[Dataset items]

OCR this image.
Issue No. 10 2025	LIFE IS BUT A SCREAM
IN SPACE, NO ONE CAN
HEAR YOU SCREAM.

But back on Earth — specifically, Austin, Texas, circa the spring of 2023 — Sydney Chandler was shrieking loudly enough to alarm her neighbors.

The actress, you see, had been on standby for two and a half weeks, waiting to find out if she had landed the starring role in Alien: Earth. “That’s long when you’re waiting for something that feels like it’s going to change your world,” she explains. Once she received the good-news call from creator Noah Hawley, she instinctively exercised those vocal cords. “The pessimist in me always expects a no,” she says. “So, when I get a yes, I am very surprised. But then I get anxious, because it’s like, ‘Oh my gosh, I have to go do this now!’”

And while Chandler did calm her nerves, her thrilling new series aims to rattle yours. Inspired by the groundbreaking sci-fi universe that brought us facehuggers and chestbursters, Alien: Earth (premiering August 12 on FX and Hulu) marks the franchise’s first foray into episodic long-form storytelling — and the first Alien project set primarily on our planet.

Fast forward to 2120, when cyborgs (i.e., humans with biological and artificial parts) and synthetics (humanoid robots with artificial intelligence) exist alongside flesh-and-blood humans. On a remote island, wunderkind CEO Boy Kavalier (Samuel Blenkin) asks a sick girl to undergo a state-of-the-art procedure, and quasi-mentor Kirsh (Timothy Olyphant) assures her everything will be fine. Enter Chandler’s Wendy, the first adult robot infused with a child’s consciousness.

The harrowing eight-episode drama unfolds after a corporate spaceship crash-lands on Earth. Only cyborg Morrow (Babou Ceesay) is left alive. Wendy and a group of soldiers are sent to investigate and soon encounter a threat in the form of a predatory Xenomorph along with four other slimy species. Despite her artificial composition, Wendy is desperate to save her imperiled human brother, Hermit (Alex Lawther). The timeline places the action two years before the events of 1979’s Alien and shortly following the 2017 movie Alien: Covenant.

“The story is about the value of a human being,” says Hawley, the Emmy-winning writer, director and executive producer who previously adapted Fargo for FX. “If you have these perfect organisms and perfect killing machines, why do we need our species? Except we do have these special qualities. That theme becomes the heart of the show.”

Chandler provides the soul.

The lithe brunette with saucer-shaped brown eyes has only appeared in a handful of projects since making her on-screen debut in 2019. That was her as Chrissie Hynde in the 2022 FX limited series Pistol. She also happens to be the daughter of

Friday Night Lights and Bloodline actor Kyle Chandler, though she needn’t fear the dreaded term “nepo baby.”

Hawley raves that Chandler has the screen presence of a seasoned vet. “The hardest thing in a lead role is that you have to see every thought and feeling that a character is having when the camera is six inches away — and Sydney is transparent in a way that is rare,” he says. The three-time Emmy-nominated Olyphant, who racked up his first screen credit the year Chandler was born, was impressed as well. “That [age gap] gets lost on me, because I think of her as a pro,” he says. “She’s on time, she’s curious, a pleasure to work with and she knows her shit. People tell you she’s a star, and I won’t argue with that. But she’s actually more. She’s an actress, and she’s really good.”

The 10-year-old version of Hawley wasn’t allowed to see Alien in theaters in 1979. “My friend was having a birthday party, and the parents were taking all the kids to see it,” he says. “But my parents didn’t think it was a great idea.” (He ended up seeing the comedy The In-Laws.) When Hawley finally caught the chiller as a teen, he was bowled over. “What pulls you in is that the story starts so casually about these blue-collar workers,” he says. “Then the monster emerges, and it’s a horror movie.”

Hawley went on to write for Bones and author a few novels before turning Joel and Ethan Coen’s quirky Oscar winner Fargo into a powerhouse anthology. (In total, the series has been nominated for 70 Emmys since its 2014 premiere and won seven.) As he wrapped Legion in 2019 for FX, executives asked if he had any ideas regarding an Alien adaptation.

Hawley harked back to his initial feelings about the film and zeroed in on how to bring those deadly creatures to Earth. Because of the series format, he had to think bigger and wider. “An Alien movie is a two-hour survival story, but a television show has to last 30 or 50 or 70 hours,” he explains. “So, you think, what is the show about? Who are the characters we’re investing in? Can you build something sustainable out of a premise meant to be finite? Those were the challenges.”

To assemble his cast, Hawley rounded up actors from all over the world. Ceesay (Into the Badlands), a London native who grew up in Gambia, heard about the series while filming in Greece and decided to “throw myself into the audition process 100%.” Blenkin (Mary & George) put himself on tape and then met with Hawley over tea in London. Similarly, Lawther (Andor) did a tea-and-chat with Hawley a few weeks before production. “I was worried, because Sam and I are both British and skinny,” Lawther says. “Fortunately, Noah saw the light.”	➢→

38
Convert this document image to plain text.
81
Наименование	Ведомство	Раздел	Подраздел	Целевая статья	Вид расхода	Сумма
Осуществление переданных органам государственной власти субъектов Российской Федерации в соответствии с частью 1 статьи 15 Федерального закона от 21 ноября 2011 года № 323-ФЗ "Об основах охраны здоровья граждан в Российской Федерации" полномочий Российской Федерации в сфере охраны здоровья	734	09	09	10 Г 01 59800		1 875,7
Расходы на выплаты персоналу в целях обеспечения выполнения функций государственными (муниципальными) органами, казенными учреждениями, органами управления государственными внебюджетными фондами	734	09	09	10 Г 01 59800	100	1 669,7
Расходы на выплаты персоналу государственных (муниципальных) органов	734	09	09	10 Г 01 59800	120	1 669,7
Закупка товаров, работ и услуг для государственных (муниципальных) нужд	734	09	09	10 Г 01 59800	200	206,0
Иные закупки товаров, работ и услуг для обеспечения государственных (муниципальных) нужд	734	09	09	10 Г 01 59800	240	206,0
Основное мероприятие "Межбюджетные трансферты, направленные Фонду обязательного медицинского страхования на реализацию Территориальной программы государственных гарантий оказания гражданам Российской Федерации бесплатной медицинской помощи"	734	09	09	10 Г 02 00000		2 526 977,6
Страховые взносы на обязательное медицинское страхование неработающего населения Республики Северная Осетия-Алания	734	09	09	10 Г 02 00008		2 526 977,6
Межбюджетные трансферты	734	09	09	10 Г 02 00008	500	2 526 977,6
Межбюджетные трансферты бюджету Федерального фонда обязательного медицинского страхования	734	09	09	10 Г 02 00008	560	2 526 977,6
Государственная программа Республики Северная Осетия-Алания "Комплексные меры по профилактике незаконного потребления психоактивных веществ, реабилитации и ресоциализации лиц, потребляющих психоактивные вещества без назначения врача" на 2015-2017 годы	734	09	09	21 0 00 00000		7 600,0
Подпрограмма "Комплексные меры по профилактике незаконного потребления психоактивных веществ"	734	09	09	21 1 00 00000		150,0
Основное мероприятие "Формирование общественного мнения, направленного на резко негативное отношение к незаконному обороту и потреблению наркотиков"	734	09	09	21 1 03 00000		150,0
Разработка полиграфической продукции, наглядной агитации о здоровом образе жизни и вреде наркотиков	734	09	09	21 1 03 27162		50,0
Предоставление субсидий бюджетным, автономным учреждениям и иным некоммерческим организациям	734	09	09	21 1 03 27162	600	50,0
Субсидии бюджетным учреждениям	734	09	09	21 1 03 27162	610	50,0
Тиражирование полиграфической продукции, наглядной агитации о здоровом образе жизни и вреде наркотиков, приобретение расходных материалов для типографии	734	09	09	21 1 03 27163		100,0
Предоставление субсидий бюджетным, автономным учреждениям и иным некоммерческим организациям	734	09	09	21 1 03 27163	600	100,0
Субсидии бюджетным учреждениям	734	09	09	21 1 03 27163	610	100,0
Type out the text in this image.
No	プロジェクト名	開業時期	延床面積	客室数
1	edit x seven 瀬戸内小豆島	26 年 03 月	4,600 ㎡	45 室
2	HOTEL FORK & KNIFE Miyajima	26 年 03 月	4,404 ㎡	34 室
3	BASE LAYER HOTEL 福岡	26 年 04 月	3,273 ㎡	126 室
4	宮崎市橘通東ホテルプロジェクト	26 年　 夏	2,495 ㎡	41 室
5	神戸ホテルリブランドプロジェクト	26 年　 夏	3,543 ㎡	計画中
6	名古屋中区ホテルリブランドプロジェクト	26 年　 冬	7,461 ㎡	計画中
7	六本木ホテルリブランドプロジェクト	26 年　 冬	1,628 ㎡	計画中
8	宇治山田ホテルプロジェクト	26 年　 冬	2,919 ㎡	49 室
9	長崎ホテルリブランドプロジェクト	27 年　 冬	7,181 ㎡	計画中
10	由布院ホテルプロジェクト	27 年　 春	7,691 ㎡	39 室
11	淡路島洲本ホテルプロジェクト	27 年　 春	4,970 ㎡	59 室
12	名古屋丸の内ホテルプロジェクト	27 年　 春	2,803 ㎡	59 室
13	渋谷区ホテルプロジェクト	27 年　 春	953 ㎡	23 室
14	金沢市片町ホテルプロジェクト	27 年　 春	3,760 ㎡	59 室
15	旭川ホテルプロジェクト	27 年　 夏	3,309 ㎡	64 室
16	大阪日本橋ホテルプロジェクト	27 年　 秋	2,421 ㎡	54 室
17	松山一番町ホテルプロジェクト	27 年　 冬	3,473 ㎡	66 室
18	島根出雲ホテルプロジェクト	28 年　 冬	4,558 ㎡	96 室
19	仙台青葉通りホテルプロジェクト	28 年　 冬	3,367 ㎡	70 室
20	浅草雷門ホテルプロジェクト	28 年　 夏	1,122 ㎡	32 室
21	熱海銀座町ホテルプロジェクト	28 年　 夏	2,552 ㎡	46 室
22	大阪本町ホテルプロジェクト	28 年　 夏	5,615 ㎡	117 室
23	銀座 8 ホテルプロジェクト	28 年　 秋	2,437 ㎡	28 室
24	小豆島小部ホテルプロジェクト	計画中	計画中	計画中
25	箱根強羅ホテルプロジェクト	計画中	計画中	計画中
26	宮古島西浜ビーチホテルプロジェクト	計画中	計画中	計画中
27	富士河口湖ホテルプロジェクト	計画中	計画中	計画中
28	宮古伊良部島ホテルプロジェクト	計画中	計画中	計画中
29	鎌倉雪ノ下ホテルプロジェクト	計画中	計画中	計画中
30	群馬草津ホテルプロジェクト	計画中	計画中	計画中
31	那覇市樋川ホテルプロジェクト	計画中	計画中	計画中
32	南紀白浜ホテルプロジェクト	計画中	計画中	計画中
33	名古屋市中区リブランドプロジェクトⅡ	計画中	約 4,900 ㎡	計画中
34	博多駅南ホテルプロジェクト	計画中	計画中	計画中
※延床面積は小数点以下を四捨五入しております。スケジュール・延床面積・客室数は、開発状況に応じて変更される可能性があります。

* **Directions**:
Scan the records above for the string "полиграфической", then select every line that holds it.

* **Finished task**:
Разработка полиграфической продукции, наглядной агитации о здоровом образе жизни и вреде наркотиков	734	09	09	21 1 03 27162		50,0
Тиражирование полиграфической продукции, наглядной агитации о здоровом образе жизни и вреде наркотиков, приобретение расходных материалов для типографии	734	09	09	21 1 03 27163		100,0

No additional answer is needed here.